[START OF ITEMS]

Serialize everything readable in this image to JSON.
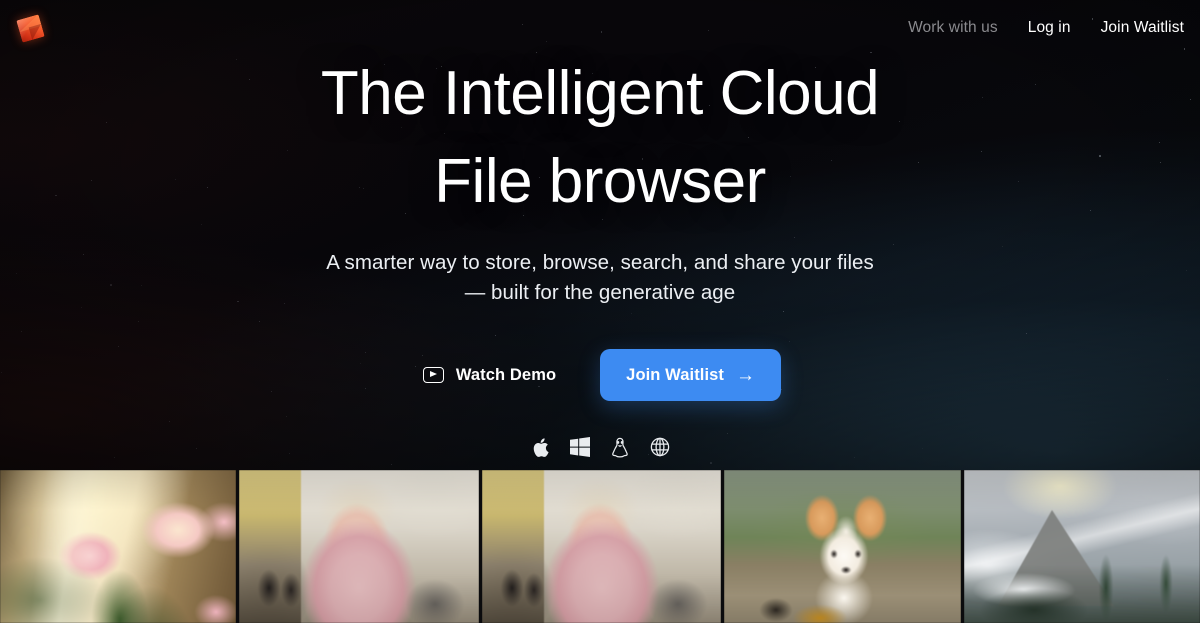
{
  "brand": {
    "logo_icon": "diamond-logo-icon",
    "logo_color": "#f4572a"
  },
  "nav": {
    "links": [
      {
        "label": "Work with us",
        "style": "dim"
      },
      {
        "label": "Log in",
        "style": "normal"
      },
      {
        "label": "Join Waitlist",
        "style": "normal"
      }
    ]
  },
  "hero": {
    "headline_line1": "The Intelligent Cloud",
    "headline_line2": "File browser",
    "subtitle_line1": "A smarter way to store, browse, search, and share your files",
    "subtitle_line2": "— built for the generative age",
    "cta": {
      "watch_demo_label": "Watch Demo",
      "watch_demo_icon": "play-in-rounded-rect-icon",
      "join_waitlist_label": "Join Waitlist",
      "join_waitlist_arrow": "→",
      "join_waitlist_color": "#3d8bf2"
    },
    "platforms": [
      {
        "name": "apple-icon",
        "label": "macOS"
      },
      {
        "name": "windows-icon",
        "label": "Windows"
      },
      {
        "name": "linux-icon",
        "label": "Linux"
      },
      {
        "name": "globe-icon",
        "label": "Web"
      }
    ],
    "background_color": "#060407"
  },
  "gallery": {
    "tiles": [
      {
        "alt": "Pink and cream roses backlit on a sunlit windowsill"
      },
      {
        "alt": "Portrait of a woman with long pink hair on a European city street"
      },
      {
        "alt": "Portrait of a woman with long pink hair on a European city street"
      },
      {
        "alt": "Corgi puppy sitting in a small yellow toy vehicle on a path"
      },
      {
        "alt": "Snow-covered mountain peak with pine trees and drifting clouds"
      }
    ]
  }
}
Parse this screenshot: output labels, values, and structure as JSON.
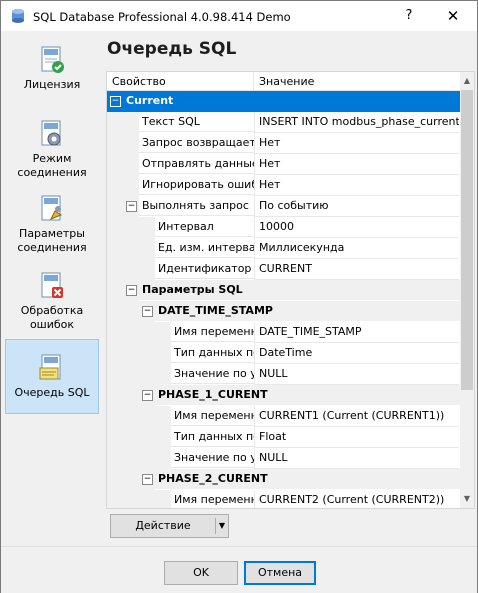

[END OF ITEMS]

WHAT IS EXPECTED » Return all the lines that contain the string "JSON".

TASK SOLUTION »
Serialize everything readable in this image to JSON.
Parse this screenshot: output labels, values, and structure as JSON.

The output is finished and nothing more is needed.